> **Written request**
Search the listing below for the word "mins" and copy each line that holds it.

> **Data for this exercise**
────

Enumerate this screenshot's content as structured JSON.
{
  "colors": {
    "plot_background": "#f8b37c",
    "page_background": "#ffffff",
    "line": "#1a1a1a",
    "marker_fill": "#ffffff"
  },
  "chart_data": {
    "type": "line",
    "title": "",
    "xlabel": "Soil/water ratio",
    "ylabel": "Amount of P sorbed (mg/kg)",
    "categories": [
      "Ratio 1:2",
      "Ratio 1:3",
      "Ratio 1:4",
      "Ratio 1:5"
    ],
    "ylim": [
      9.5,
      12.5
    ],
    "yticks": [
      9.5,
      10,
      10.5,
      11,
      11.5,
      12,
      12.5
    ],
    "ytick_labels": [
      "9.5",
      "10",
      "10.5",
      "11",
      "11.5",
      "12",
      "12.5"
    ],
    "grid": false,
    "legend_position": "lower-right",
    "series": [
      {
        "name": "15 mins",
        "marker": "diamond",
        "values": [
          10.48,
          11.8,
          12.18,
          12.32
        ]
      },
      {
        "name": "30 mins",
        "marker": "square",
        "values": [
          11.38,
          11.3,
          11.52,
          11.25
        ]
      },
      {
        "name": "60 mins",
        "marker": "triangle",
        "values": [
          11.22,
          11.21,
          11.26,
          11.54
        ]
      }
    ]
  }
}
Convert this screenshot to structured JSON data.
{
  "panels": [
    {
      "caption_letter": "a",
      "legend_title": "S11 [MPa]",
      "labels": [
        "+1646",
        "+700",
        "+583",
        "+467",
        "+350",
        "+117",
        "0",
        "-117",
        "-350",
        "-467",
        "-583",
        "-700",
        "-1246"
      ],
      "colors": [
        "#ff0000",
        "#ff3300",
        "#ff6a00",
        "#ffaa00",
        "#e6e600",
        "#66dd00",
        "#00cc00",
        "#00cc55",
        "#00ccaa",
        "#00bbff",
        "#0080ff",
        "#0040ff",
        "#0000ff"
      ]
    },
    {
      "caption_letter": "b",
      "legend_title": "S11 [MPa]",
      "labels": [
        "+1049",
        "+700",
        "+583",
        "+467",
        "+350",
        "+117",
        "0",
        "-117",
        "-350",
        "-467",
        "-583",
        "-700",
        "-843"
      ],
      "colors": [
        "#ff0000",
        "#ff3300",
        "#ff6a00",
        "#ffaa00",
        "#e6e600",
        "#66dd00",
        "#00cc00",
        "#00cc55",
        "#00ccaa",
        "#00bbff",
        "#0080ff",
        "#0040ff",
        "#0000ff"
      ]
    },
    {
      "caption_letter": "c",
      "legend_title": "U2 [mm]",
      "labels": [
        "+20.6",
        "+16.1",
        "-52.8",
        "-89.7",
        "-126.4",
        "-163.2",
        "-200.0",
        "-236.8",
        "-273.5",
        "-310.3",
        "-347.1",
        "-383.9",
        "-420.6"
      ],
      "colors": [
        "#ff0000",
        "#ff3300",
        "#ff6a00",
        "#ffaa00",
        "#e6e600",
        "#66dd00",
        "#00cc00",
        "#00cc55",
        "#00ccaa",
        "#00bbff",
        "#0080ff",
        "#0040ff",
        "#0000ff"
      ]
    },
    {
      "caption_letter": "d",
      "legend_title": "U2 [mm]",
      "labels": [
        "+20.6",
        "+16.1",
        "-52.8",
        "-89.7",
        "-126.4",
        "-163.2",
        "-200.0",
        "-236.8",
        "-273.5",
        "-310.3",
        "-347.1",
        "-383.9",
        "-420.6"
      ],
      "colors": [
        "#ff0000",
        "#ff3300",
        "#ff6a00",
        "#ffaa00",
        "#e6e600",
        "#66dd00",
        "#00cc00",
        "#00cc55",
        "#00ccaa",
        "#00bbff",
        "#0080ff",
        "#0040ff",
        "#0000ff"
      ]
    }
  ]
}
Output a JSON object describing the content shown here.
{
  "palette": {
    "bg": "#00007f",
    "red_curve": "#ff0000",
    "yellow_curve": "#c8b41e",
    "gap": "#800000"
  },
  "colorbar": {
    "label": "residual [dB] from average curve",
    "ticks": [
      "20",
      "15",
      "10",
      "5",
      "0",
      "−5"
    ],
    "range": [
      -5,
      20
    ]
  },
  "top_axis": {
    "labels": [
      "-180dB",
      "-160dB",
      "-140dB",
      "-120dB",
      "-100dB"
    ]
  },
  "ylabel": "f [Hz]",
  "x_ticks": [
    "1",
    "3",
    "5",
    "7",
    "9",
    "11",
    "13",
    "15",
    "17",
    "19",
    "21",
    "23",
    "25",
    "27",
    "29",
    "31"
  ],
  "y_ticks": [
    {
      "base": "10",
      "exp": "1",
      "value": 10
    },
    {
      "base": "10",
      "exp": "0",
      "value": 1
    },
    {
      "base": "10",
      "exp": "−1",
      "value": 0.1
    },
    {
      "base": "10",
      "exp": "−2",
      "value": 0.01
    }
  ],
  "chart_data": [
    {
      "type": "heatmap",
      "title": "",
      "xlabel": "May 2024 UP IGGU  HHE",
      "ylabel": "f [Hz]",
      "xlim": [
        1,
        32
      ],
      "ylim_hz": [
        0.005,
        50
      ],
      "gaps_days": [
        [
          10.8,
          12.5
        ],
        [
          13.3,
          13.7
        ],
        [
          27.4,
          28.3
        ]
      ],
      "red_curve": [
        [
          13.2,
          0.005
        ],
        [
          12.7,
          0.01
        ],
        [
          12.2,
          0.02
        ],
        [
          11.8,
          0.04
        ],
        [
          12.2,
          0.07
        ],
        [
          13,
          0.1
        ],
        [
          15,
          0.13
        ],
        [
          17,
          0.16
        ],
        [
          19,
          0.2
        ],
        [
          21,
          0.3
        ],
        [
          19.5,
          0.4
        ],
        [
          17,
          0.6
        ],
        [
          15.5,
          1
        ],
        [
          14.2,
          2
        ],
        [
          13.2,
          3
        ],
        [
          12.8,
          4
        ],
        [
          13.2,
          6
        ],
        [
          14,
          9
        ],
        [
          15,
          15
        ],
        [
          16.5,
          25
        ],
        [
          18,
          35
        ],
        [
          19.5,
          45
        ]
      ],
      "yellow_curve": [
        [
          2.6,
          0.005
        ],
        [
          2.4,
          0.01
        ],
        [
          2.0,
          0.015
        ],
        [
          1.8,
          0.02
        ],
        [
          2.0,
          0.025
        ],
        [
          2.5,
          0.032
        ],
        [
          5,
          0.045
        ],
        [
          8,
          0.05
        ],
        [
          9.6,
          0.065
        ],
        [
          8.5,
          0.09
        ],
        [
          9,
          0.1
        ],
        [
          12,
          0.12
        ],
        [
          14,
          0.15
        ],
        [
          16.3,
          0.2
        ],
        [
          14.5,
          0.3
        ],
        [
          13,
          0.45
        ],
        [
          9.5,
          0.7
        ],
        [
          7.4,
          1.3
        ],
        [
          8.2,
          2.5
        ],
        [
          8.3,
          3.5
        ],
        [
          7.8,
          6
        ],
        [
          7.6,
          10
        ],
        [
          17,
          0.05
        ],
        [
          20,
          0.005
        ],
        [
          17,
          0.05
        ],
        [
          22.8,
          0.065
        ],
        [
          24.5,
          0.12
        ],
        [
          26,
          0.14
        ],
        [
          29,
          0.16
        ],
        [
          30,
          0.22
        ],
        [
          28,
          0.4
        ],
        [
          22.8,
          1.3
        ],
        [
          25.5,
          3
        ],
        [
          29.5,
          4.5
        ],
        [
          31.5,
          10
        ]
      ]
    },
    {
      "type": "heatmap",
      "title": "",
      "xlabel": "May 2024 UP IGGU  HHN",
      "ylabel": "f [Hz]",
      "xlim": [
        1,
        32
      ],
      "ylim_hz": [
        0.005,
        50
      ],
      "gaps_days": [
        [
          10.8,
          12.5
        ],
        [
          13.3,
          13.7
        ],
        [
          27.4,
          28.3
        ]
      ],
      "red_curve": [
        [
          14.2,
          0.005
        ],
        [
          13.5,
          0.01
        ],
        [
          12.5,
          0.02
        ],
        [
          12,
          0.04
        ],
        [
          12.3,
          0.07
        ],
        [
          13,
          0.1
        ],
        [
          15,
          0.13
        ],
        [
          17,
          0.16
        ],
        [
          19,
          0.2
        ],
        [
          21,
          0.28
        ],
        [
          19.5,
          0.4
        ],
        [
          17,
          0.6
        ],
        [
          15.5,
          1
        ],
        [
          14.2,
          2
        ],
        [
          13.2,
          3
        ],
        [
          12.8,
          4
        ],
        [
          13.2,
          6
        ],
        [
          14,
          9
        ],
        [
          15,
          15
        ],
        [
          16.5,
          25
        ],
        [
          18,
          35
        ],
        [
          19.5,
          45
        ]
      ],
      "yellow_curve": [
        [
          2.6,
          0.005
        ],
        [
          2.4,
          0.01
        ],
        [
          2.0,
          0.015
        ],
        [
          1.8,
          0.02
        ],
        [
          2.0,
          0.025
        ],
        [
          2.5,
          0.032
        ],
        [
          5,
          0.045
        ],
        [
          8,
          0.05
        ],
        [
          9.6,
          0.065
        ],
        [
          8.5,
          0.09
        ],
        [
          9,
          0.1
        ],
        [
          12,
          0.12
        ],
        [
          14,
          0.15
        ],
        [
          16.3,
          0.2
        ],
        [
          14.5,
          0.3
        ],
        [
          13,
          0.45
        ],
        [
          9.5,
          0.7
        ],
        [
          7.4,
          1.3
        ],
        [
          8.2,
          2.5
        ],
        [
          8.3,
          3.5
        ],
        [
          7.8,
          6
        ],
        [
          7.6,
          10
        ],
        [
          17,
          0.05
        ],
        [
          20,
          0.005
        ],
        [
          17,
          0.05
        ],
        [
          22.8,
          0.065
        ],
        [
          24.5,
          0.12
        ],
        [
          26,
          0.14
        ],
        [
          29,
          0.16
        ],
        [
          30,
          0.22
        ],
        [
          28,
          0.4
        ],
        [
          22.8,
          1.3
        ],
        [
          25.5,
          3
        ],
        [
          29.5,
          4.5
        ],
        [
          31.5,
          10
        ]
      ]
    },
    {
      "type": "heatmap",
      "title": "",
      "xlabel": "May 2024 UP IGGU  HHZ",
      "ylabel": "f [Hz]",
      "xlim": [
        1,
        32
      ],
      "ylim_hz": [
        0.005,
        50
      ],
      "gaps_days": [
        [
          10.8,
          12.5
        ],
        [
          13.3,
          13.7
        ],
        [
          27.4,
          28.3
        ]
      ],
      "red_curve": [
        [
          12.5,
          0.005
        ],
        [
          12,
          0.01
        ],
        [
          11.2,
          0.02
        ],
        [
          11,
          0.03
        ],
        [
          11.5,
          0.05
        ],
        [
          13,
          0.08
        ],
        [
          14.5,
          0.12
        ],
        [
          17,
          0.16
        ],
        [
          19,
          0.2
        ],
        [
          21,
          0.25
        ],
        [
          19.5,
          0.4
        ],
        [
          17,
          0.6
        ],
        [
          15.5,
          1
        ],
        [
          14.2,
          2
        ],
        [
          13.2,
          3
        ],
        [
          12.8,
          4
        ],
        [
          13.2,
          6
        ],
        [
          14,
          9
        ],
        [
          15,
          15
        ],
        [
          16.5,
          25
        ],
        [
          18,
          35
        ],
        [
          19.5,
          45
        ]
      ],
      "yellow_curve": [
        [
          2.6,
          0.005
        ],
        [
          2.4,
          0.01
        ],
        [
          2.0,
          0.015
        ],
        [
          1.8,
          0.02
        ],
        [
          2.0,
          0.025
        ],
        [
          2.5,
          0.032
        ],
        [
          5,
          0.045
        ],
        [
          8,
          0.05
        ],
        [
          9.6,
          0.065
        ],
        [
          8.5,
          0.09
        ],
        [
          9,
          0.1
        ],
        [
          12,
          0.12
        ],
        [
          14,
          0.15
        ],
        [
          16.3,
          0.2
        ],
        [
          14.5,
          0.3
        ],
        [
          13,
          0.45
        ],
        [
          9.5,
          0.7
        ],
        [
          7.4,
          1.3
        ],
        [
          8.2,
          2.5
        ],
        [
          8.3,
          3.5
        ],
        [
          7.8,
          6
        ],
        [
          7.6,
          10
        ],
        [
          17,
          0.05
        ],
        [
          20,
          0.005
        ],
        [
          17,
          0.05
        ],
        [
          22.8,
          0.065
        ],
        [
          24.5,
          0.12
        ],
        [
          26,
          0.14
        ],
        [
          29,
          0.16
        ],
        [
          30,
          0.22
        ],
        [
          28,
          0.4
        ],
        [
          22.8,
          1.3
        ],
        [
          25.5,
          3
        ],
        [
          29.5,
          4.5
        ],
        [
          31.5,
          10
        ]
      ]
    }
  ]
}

────

> **Correct output**
        "name": "15 mins",
        "name": "30 mins",
        "name": "60 mins",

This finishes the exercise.